● **EXCERPT TO READ**
You might think, if you are a regular visitor to La Bibliothèque Mondiale du Cheval, that it is a bit “limited” compared with the two editions of Hippiatria, sive, Marescalia (1531/32), notably as it concerns the biography of the Italian veterinarian and Franciscan friar Laurentius Rusius (1288-1397), also called Lorenzo Rusio or Laurent Rusé.
La Bibliothèque Mondiale du Cheval, which is only two years old, displays nearly 10,000 works, nearly ten times more than the Fairman Rogers Collection. 70% are already in La Bibliothèque Mondiale du Cheval, so you may ask why the two “libraries” have come together.
Precisely because the nearly 30% of this American collection that is not duplicated enriches “this aggregator” that is La Bibliothèque Mondiale du Cheval, according to Lynne Farrington, Senior Curator in the Kislak Center for Special Collections, Rare Books and Manuscripts.
But that is not all. What makes the Fairman Rogers Collection on the Horse and Equitation so important? Very simply (actually not, as the process requires great care) it can be explained in one word: digitization. In regard to our example, The Fairman Rogers Collection offers us the complete facsimile, including text and boards, of its copy of Hippiatria, sive, Marescalia. Digitization is a delicate and expensive process, here made possible by a donation from the Laurie Landau Foundation. The Fairman Rogers Collection gives visitors the opportunity to open and view the pages of 80% of its books, whereas La Bibliothèque Mondiale du Cheval now provides this kind of access to only 20% of its books.
Let us explore Laurentius Rusius’s treatise on the horse, the first work listed and one of the highlights of the Penn Libraries, by looking through this copy, dated 1532. Of the 143 pages, 42 (pages 16-58) are devoted to the presentation of different bits in vogue at the time. It is a treasure trove of ingenuity, fantasy, know-how, but also perhaps barbarism.
Consider the first one (page 16), titled “For a large horse whose mouth is a little split and who has a strong mouth.” We would like to dispute the caption for the one on page 18: “For a horse who takes no pleasure.” One supposes that the mouthpiece on page 38, based on what we would now call a simple filet bit, although it is severe in appearance, it is nevertheless titled ”to give great pleasure to all the horses.” One asks about the one on page 44: “for a Turk”? Or the one on page 58: “for a devil”?
We hope you are convinced that the rapprochement of two universities, MRSH-CNRS – Université de Caen, with La Bibliothèque Mondiale du Cheval, and the University of Pennsylvania, with the Fairman Rogers Collection, is essential.
A brief study of this American collection of works on the horse reveals that nearly three-quarters date to the nineteenth century. During this period—the richest—most of the works came from specialized publishers based in London or Paris (sometimes Saumur). Then, little by little, from 1850, the American publishers, principally in New York and Philadelphia, with a few in Washington, Boston, or Chicago, entered the market.

Stored items:

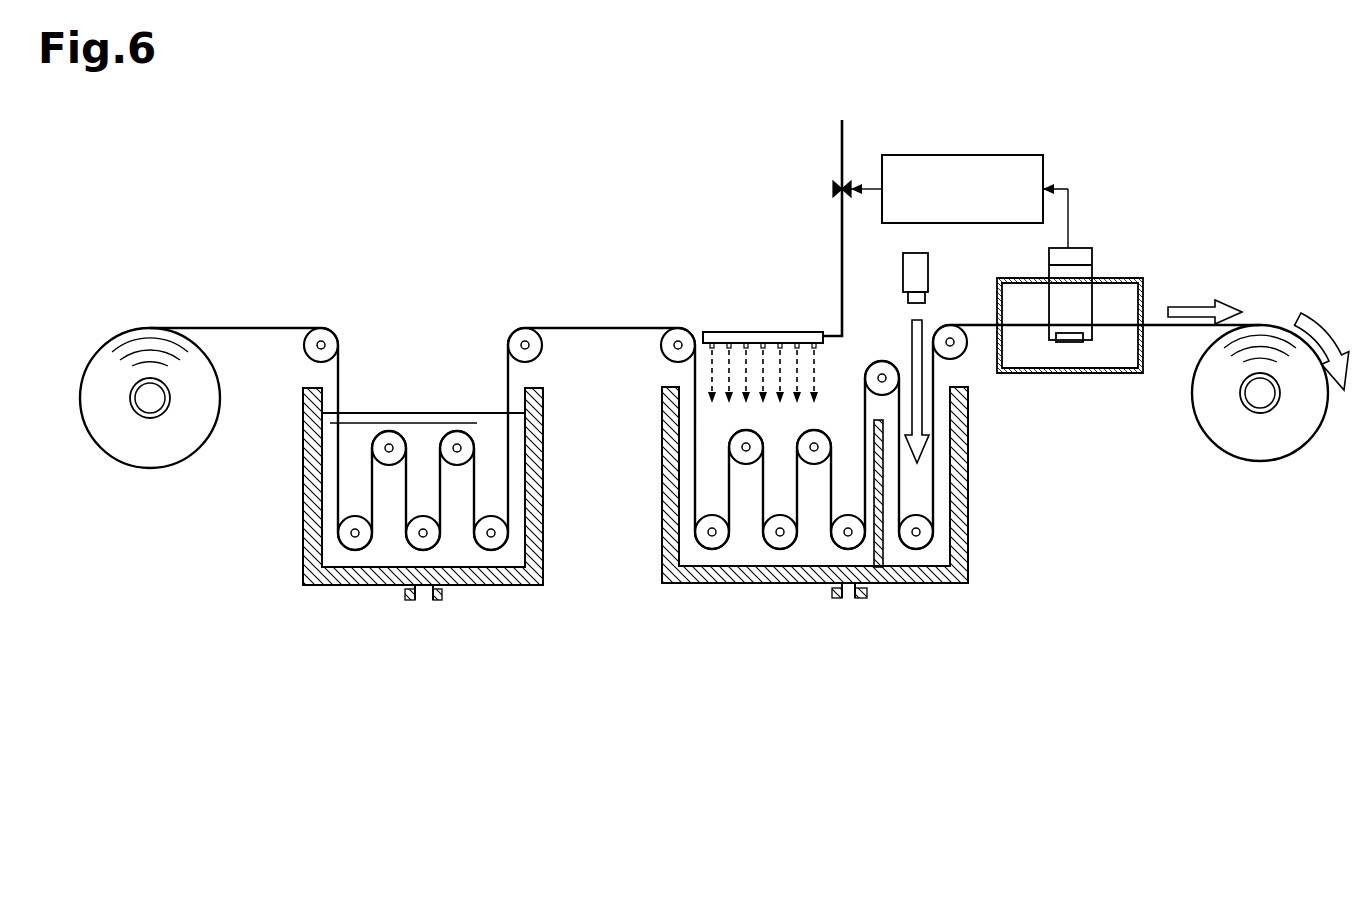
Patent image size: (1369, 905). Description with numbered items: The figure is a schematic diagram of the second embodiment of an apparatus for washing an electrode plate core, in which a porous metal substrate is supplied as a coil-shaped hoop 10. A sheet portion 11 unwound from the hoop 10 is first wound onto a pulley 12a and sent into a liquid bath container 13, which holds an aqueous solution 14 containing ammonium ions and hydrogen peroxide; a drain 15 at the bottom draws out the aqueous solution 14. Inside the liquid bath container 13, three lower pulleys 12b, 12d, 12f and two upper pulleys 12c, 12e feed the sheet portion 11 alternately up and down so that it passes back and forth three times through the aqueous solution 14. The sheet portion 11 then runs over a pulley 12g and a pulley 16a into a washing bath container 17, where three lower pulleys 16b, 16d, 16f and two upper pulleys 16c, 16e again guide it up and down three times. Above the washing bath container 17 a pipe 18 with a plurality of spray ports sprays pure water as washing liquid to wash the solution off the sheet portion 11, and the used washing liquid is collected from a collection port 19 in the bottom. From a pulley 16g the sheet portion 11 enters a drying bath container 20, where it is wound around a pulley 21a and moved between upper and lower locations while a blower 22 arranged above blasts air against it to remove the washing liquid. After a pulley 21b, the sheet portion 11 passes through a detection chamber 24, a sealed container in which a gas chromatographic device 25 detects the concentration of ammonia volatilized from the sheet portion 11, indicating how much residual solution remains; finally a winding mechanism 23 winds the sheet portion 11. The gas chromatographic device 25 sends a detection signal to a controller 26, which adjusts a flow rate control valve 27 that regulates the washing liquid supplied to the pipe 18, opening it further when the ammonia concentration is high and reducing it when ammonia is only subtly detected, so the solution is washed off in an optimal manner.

The hoop 10 is at (147, 455).
The sheet portion 11 is at (262, 327).
The pulley 12a is at (338, 341).
The pulley 12b is at (357, 550).
The pulley 12c is at (389, 431).
The pulley 12d is at (433, 545).
The pulley 12e is at (457, 431).
The pulley 12f is at (502, 547).
The pulley 12g is at (525, 333).
The liquid bath container 13 is at (303, 527).
The aqueous solution 14 is at (418, 412).
The drain 15 is at (423, 600).
The pulley 16a is at (677, 333).
The pulley 16b is at (714, 549).
The pulley 16c is at (734, 436).
The pulley 16d is at (782, 549).
The pulley 16e is at (836, 430).
The pulley 16f is at (852, 549).
The pulley 16g is at (882, 360).
The washing bath container 17 is at (679, 515).
The pipe 18 is at (775, 331).
The collection port 19 is at (848, 600).
The drying bath container 20 is at (950, 492).
The pulley 21a is at (928, 548).
The pulley 21b is at (952, 326).
The blower 22 is at (903, 273).
The winding mechanism 23 is at (1268, 412).
The detection chamber 24 is at (1122, 376).
The gas chromatographic device 25 is at (1070, 345).
The controller 26 is at (990, 155).
The flow rate control valve 27 is at (833, 189).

● **INSTRUCTIONS TO FOLLOW**
In the excerpt on the two horse libraries, which American cities are named as home to the publishers that entered the market from 1850?

● **EXERCISE OUTPUT**
New York, Philadelphia, Washington, Boston, Chicago